WRITTEN PROBLEM: Every record should be written out exactly, please.

MATERIALS PROVIDED:
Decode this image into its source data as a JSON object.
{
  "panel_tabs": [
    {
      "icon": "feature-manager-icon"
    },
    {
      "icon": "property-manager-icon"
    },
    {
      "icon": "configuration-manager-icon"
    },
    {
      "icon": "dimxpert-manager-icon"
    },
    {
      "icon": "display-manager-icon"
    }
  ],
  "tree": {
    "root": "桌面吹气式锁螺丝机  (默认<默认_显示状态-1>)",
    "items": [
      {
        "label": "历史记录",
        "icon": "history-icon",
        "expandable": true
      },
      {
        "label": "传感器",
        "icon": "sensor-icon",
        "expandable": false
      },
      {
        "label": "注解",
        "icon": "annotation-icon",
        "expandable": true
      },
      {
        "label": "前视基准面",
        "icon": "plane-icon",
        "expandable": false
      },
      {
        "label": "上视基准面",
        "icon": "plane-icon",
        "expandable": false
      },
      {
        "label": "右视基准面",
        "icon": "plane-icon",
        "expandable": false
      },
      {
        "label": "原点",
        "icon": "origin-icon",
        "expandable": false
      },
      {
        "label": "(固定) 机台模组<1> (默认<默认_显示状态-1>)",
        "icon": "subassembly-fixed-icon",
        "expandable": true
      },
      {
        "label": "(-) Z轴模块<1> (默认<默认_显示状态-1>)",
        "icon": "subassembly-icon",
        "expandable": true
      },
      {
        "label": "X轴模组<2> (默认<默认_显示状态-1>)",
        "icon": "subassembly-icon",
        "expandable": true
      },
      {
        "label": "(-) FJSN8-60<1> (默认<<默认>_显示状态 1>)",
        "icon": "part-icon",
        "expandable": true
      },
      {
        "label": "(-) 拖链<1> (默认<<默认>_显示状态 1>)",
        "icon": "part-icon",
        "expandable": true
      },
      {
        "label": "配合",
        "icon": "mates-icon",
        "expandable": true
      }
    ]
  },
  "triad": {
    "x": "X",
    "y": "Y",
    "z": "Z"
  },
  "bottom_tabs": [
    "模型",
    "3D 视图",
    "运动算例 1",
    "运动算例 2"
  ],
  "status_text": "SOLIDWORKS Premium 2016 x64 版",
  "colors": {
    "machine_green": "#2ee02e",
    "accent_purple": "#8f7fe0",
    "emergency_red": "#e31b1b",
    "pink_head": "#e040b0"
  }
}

CORRECT ANSWER:
Decode this image into its source data as a JSON object.
{
  "panel_tabs": [
    {
      "icon": "feature-manager-icon"
    },
    {
      "icon": "property-manager-icon"
    },
    {
      "icon": "configuration-manager-icon"
    },
    {
      "icon": "dimxpert-manager-icon"
    },
    {
      "icon": "display-manager-icon"
    }
  ],
  "tree": {
    "root": "桌面吹气式锁螺丝机  (默认<默认_显示状态-1>)",
    "items": [
      {
        "label": "历史记录",
        "icon": "history-icon",
        "expandable": true
      },
      {
        "label": "传感器",
        "icon": "sensor-icon",
        "expandable": false
      },
      {
        "label": "注解",
        "icon": "annotation-icon",
        "expandable": true
      },
      {
        "label": "前视基准面",
        "icon": "plane-icon",
        "expandable": false
      },
      {
        "label": "上视基准面",
        "icon": "plane-icon",
        "expandable": false
      },
      {
        "label": "右视基准面",
        "icon": "plane-icon",
        "expandable": false
      },
      {
        "label": "原点",
        "icon": "origin-icon",
        "expandable": false
      },
      {
        "label": "(固定) 机台模组<1> (默认<默认_显示状态-1>)",
        "icon": "subassembly-fixed-icon",
        "expandable": true
      },
      {
        "label": "(-) Z轴模块<1> (默认<默认_显示状态-1>)",
        "icon": "subassembly-icon",
        "expandable": true
      },
      {
        "label": "X轴模组<2> (默认<默认_显示状态-1>)",
        "icon": "subassembly-icon",
        "expandable": true
      },
      {
        "label": "(-) FJSN8-60<1> (默认<<默认>_显示状态 1>)",
        "icon": "part-icon",
        "expandable": true
      },
      {
        "label": "(-) 拖链<1> (默认<<默认>_显示状态 1>)",
        "icon": "part-icon",
        "expandable": true
      },
      {
        "label": "配合",
        "icon": "mates-icon",
        "expandable": true
      }
    ]
  },
  "triad": {
    "x": "X",
    "y": "Y",
    "z": "Z"
  },
  "bottom_tabs": [
    "模型",
    "3D 视图",
    "运动算例 1",
    "运动算例 2"
  ],
  "status_text": "SOLIDWORKS Premium 2016 x64 版",
  "colors": {
    "machine_green": "#2ee02e",
    "accent_purple": "#8f7fe0",
    "emergency_red": "#e31b1b",
    "pink_head": "#e040b0"
  }
}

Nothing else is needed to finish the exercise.